> _Work instructions_
The data below needs to be returned exactly, line for line.

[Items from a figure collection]
** Begin **
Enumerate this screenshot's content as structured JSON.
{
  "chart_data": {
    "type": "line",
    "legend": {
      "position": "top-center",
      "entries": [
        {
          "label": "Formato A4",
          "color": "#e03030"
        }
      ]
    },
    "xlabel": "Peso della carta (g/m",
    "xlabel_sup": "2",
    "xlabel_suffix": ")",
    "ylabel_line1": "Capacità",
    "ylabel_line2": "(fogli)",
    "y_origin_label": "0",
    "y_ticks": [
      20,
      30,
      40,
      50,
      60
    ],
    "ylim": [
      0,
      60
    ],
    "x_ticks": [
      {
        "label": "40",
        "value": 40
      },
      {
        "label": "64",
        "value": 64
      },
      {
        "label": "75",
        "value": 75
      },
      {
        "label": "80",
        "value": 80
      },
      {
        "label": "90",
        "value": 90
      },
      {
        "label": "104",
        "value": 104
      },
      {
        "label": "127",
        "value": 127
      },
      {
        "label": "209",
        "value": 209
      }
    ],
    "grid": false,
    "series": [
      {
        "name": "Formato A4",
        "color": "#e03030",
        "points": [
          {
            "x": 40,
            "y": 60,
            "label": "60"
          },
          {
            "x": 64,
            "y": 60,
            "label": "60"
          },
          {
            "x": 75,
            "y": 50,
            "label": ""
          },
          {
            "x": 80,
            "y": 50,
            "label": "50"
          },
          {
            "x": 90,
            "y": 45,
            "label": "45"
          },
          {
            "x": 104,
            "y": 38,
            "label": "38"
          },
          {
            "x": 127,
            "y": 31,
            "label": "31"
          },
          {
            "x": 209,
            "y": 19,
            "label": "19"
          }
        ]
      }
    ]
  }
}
** End **
> _Answer to this exercise_
Enumerate this screenshot's content as structured JSON.
{
  "chart_data": {
    "type": "line",
    "legend": {
      "position": "top-center",
      "entries": [
        {
          "label": "Formato A4",
          "color": "#e03030"
        }
      ]
    },
    "xlabel": "Peso della carta (g/m",
    "xlabel_sup": "2",
    "xlabel_suffix": ")",
    "ylabel_line1": "Capacità",
    "ylabel_line2": "(fogli)",
    "y_origin_label": "0",
    "y_ticks": [
      20,
      30,
      40,
      50,
      60
    ],
    "ylim": [
      0,
      60
    ],
    "x_ticks": [
      {
        "label": "40",
        "value": 40
      },
      {
        "label": "64",
        "value": 64
      },
      {
        "label": "75",
        "value": 75
      },
      {
        "label": "80",
        "value": 80
      },
      {
        "label": "90",
        "value": 90
      },
      {
        "label": "104",
        "value": 104
      },
      {
        "label": "127",
        "value": 127
      },
      {
        "label": "209",
        "value": 209
      }
    ],
    "grid": false,
    "series": [
      {
        "name": "Formato A4",
        "color": "#e03030",
        "points": [
          {
            "x": 40,
            "y": 60,
            "label": "60"
          },
          {
            "x": 64,
            "y": 60,
            "label": "60"
          },
          {
            "x": 75,
            "y": 50,
            "label": ""
          },
          {
            "x": 80,
            "y": 50,
            "label": "50"
          },
          {
            "x": 90,
            "y": 45,
            "label": "45"
          },
          {
            "x": 104,
            "y": 38,
            "label": "38"
          },
          {
            "x": 127,
            "y": 31,
            "label": "31"
          },
          {
            "x": 209,
            "y": 19,
            "label": "19"
          }
        ]
      }
    ]
  }
}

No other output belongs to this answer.